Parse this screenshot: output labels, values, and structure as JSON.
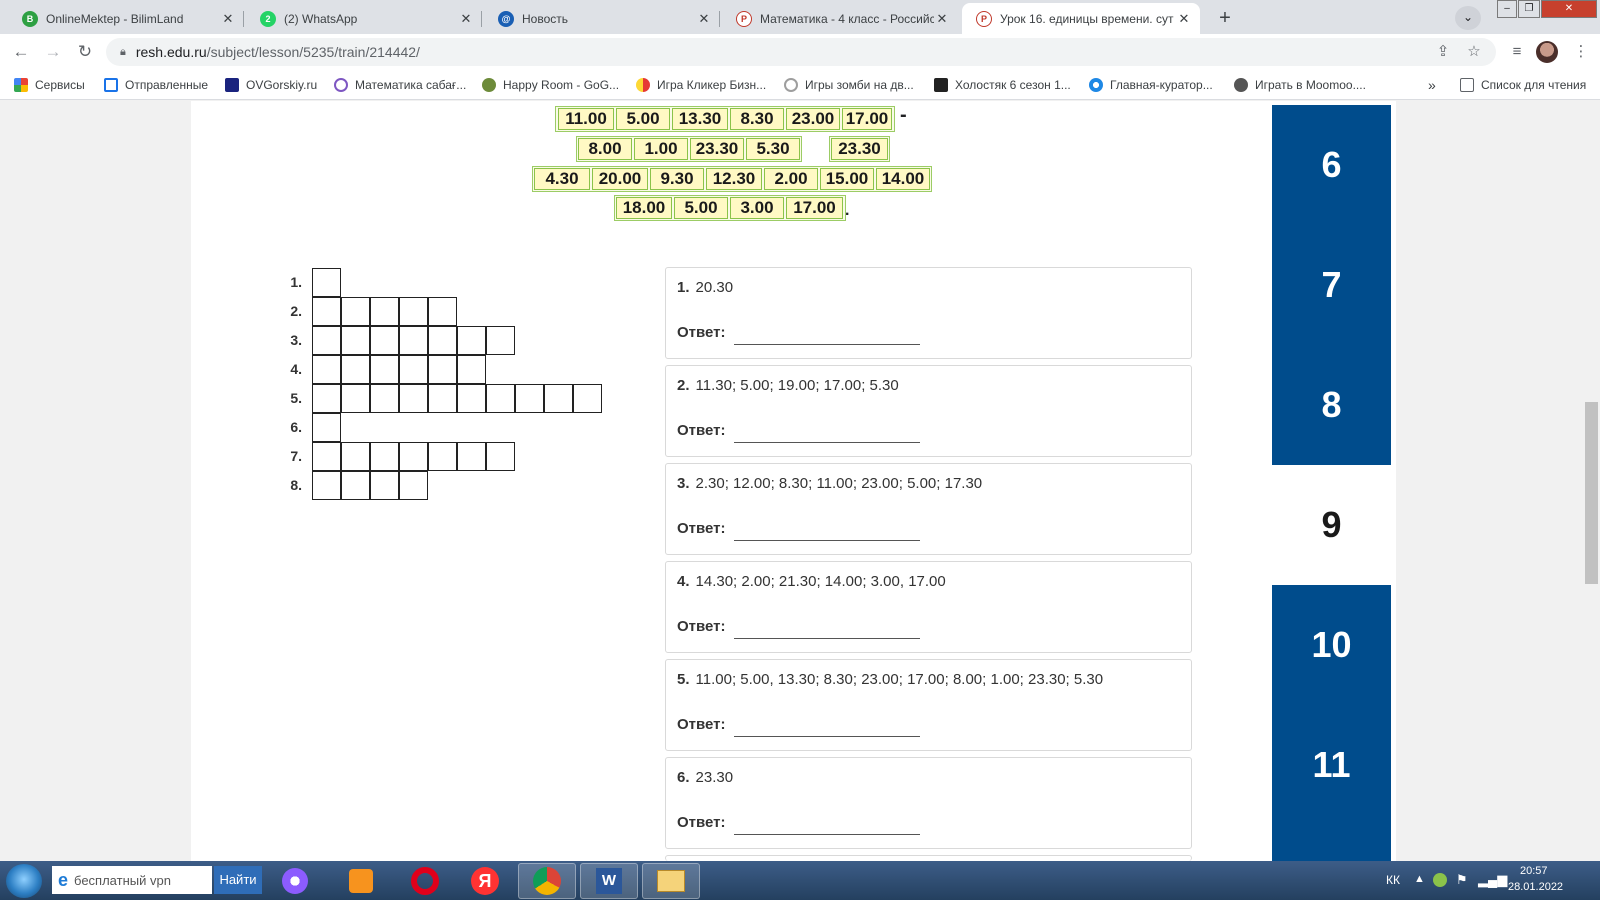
{
  "tabs": [
    {
      "title": "OnlineMektep - BilimLand",
      "icon": "bilimland-icon",
      "color": "#2ea043"
    },
    {
      "title": "(2) WhatsApp",
      "icon": "whatsapp-icon",
      "color": "#25d366",
      "badge": "2"
    },
    {
      "title": "Новость",
      "icon": "mail-at-icon",
      "color": "#1a5fb4"
    },
    {
      "title": "Математика - 4 класс - Российс",
      "icon": "resh-icon",
      "color": "#c0392b"
    },
    {
      "title": "Урок 16. единицы времени. сут",
      "icon": "resh-icon",
      "color": "#c0392b"
    }
  ],
  "toolbar": {
    "url_host": "resh.edu.ru",
    "url_path": "/subject/lesson/5235/train/214442/"
  },
  "bookmarks": [
    {
      "label": "Сервисы",
      "icon": "apps-grid-icon"
    },
    {
      "label": "Отправленные",
      "icon": "mail-icon"
    },
    {
      "label": "OVGorskiy.ru",
      "icon": "ovg-icon"
    },
    {
      "label": "Математика сабағ...",
      "icon": "ring-icon"
    },
    {
      "label": "Happy Room - GoG...",
      "icon": "happy-room-icon"
    },
    {
      "label": "Игра Кликер Бизн...",
      "icon": "circle-game-icon"
    },
    {
      "label": "Игры зомби на дв...",
      "icon": "google-g-icon"
    },
    {
      "label": "Холостяк 6 сезон 1...",
      "icon": "k-icon"
    },
    {
      "label": "Главная-куратор...",
      "icon": "globe-blue-icon"
    },
    {
      "label": "Играть в Moomoo....",
      "icon": "globe-icon"
    }
  ],
  "bookmarks_more": "»",
  "reading_list": "Список для чтения",
  "time_rows": [
    [
      "11.00",
      "5.00",
      "13.30",
      "8.30",
      "23.00",
      "17.00"
    ],
    [
      "8.00",
      "1.00",
      "23.30",
      "5.30"
    ],
    [
      "23.30"
    ],
    [
      "4.30",
      "20.00",
      "9.30",
      "12.30",
      "2.00",
      "15.00",
      "14.00"
    ],
    [
      "18.00",
      "5.00",
      "3.00",
      "17.00"
    ]
  ],
  "row1_suffix": "-",
  "row4_suffix": ".",
  "crossword": {
    "labels": [
      "1.",
      "2.",
      "3.",
      "4.",
      "5.",
      "6.",
      "7.",
      "8."
    ],
    "row_lengths": [
      1,
      5,
      7,
      6,
      10,
      1,
      7,
      4
    ]
  },
  "questions": [
    {
      "num": "1.",
      "text": "20.30"
    },
    {
      "num": "2.",
      "text": "11.30; 5.00; 19.00; 17.00; 5.30"
    },
    {
      "num": "3.",
      "text": "2.30; 12.00; 8.30; 11.00; 23.00; 5.00; 17.30"
    },
    {
      "num": "4.",
      "text": "14.30; 2.00; 21.30; 14.00; 3.00, 17.00"
    },
    {
      "num": "5.",
      "text": "11.00; 5.00, 13.30; 8.30; 23.00; 17.00; 8.00; 1.00; 23.30; 5.30"
    },
    {
      "num": "6.",
      "text": "23.30"
    }
  ],
  "answer_label": "Ответ:",
  "task_numbers": [
    "6",
    "7",
    "8",
    "9",
    "10",
    "11"
  ],
  "active_task": "9",
  "taskbar": {
    "search_text": "бесплатный vpn",
    "find_label": "Найти",
    "lang": "КК",
    "time": "20:57",
    "date": "28.01.2022"
  },
  "colors": {
    "accent_blue": "#004c8c",
    "time_cell_bg": "#fff9c4",
    "time_cell_border": "#8bc34a"
  }
}
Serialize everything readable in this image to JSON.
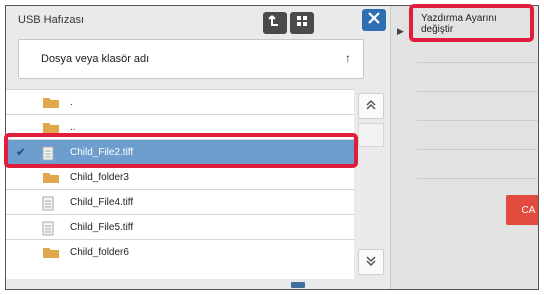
{
  "left": {
    "title": "USB Hafızası",
    "search_label": "Dosya veya klasör adı",
    "sort_icon": "↑"
  },
  "files": [
    {
      "name": ".",
      "type": "folder",
      "selected": false
    },
    {
      "name": "..",
      "type": "folder",
      "selected": false
    },
    {
      "name": "Child_File2.tiff",
      "type": "file",
      "selected": true
    },
    {
      "name": "Child_folder3",
      "type": "folder",
      "selected": false
    },
    {
      "name": "Child_File4.tiff",
      "type": "file",
      "selected": false
    },
    {
      "name": "Child_File5.tiff",
      "type": "file",
      "selected": false
    },
    {
      "name": "Child_folder6",
      "type": "folder",
      "selected": false
    }
  ],
  "right": {
    "menu_item": "Yazdırma Ayarını değiştir",
    "ca_label": "CA"
  },
  "colors": {
    "highlight": "#e11d3c",
    "selected_row": "#6d9dcc",
    "close_button": "#2d6fb2",
    "ca_button": "#e14a3d"
  }
}
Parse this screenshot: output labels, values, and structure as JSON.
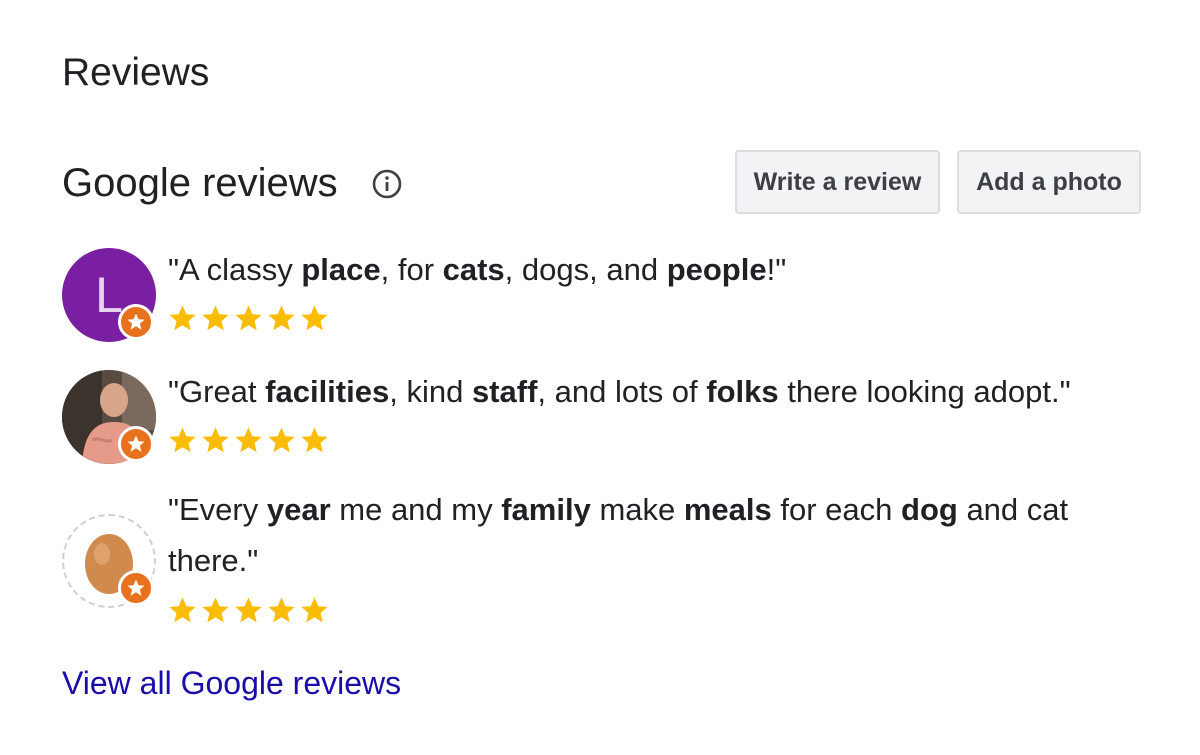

+-------+

:: Stated task ::
From the listing above, print every entry precisely and drop the pictures.

:: Solution for this exercise ::
Parse this screenshot: output labels, values, and structure as JSON.
{
  "tabs": [
    {
      "title": "OnlineMektep - BilimLand",
      "icon": "bilimland-icon",
      "color": "#2ea043"
    },
    {
      "title": "(2) WhatsApp",
      "icon": "whatsapp-icon",
      "color": "#25d366",
      "badge": "2"
    },
    {
      "title": "Новость",
      "icon": "mail-at-icon",
      "color": "#1a5fb4"
    },
    {
      "title": "Математика - 4 класс - Российс",
      "icon": "resh-icon",
      "color": "#c0392b"
    },
    {
      "title": "Урок 16. единицы времени. сут",
      "icon": "resh-icon",
      "color": "#c0392b"
    }
  ],
  "toolbar": {
    "url_host": "resh.edu.ru",
    "url_path": "/subject/lesson/5235/train/214442/"
  },
  "bookmarks": [
    {
      "label": "Сервисы",
      "icon": "apps-grid-icon"
    },
    {
      "label": "Отправленные",
      "icon": "mail-icon"
    },
    {
      "label": "OVGorskiy.ru",
      "icon": "ovg-icon"
    },
    {
      "label": "Математика сабағ...",
      "icon": "ring-icon"
    },
    {
      "label": "Happy Room - GoG...",
      "icon": "happy-room-icon"
    },
    {
      "label": "Игра Кликер Бизн...",
      "icon": "circle-game-icon"
    },
    {
      "label": "Игры зомби на дв...",
      "icon": "google-g-icon"
    },
    {
      "label": "Холостяк 6 сезон 1...",
      "icon": "k-icon"
    },
    {
      "label": "Главная-куратор...",
      "icon": "globe-blue-icon"
    },
    {
      "label": "Играть в Moomoo....",
      "icon": "globe-icon"
    }
  ],
  "bookmarks_more": "»",
  "reading_list": "Список для чтения",
  "time_rows": [
    [
      "11.00",
      "5.00",
      "13.30",
      "8.30",
      "23.00",
      "17.00"
    ],
    [
      "8.00",
      "1.00",
      "23.30",
      "5.30"
    ],
    [
      "23.30"
    ],
    [
      "4.30",
      "20.00",
      "9.30",
      "12.30",
      "2.00",
      "15.00",
      "14.00"
    ],
    [
      "18.00",
      "5.00",
      "3.00",
      "17.00"
    ]
  ],
  "row1_suffix": "-",
  "row4_suffix": ".",
  "crossword": {
    "labels": [
      "1.",
      "2.",
      "3.",
      "4.",
      "5.",
      "6.",
      "7.",
      "8."
    ],
    "row_lengths": [
      1,
      5,
      7,
      6,
      10,
      1,
      7,
      4
    ]
  },
  "questions": [
    {
      "num": "1.",
      "text": "20.30"
    },
    {
      "num": "2.",
      "text": "11.30; 5.00; 19.00; 17.00; 5.30"
    },
    {
      "num": "3.",
      "text": "2.30; 12.00; 8.30; 11.00; 23.00; 5.00; 17.30"
    },
    {
      "num": "4.",
      "text": "14.30; 2.00; 21.30; 14.00; 3.00, 17.00"
    },
    {
      "num": "5.",
      "text": "11.00; 5.00, 13.30; 8.30; 23.00; 17.00; 8.00; 1.00; 23.30; 5.30"
    },
    {
      "num": "6.",
      "text": "23.30"
    }
  ],
  "answer_label": "Ответ:",
  "task_numbers": [
    "6",
    "7",
    "8",
    "9",
    "10",
    "11"
  ],
  "active_task": "9",
  "taskbar": {
    "search_text": "бесплатный vpn",
    "find_label": "Найти",
    "lang": "КК",
    "time": "20:57",
    "date": "28.01.2022"
  },
  "colors": {
    "accent_blue": "#004c8c",
    "time_cell_bg": "#fff9c4",
    "time_cell_border": "#8bc34a"
  }
}
Serialize everything readable in this image to JSON.
{
  "left": {
    "title": "USB Hafızası",
    "search_label": "Dosya veya klasör adı",
    "sort_icon": "↑"
  },
  "files": [
    {
      "name": ".",
      "type": "folder",
      "selected": false
    },
    {
      "name": "..",
      "type": "folder",
      "selected": false
    },
    {
      "name": "Child_File2.tiff",
      "type": "file",
      "selected": true
    },
    {
      "name": "Child_folder3",
      "type": "folder",
      "selected": false
    },
    {
      "name": "Child_File4.tiff",
      "type": "file",
      "selected": false
    },
    {
      "name": "Child_File5.tiff",
      "type": "file",
      "selected": false
    },
    {
      "name": "Child_folder6",
      "type": "folder",
      "selected": false
    }
  ],
  "right": {
    "menu_item": "Yazdırma Ayarını değiştir",
    "ca_label": "CA"
  },
  "colors": {
    "highlight": "#e11d3c",
    "selected_row": "#6d9dcc",
    "close_button": "#2d6fb2",
    "ca_button": "#e14a3d"
  }
}
Parse this screenshot: output labels, values, and structure as JSON.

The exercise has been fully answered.